(Entries from a visual dataset)
+++++
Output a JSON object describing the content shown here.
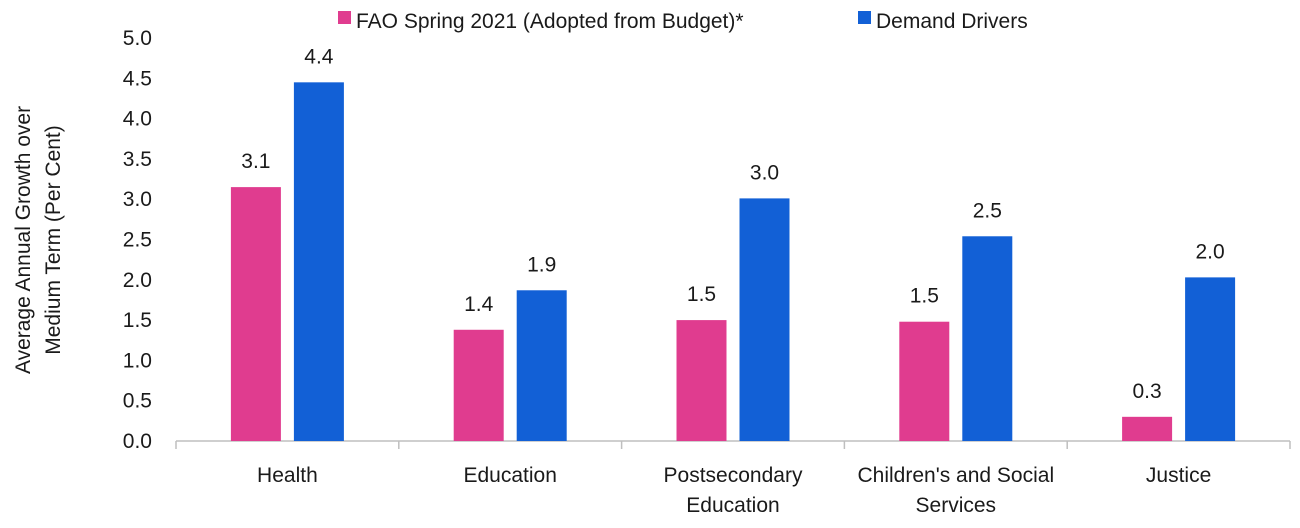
{
  "chart_data": {
    "type": "bar",
    "categories": [
      [
        "Health"
      ],
      [
        "Education"
      ],
      [
        "Postsecondary",
        "Education"
      ],
      [
        "Children's and Social",
        "Services"
      ],
      [
        "Justice"
      ]
    ],
    "series": [
      {
        "name": "FAO Spring 2021 (Adopted from Budget)*",
        "color": "#e03c8f",
        "values": [
          3.15,
          1.38,
          1.5,
          1.48,
          0.3
        ],
        "labels": [
          "3.1",
          "1.4",
          "1.5",
          "1.5",
          "0.3"
        ]
      },
      {
        "name": "Demand Drivers",
        "color": "#1260d6",
        "values": [
          4.45,
          1.87,
          3.01,
          2.54,
          2.03
        ],
        "labels": [
          "4.4",
          "1.9",
          "3.0",
          "2.5",
          "2.0"
        ]
      }
    ],
    "ylabel": [
      "Average Annual Growth over",
      "Medium Term (Per Cent)"
    ],
    "xlabel": "",
    "ylim": [
      0,
      5
    ],
    "yticks": [
      "0.0",
      "0.5",
      "1.0",
      "1.5",
      "2.0",
      "2.5",
      "3.0",
      "3.5",
      "4.0",
      "4.5",
      "5.0"
    ],
    "grid": false,
    "legend_position": "top-center"
  }
}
+++++
Where a line holds the string "name", copy that line.

> [Reply to the task]
        "name": "FAO Spring 2021 (Adopted from Budget)*",
        "name": "Demand Drivers",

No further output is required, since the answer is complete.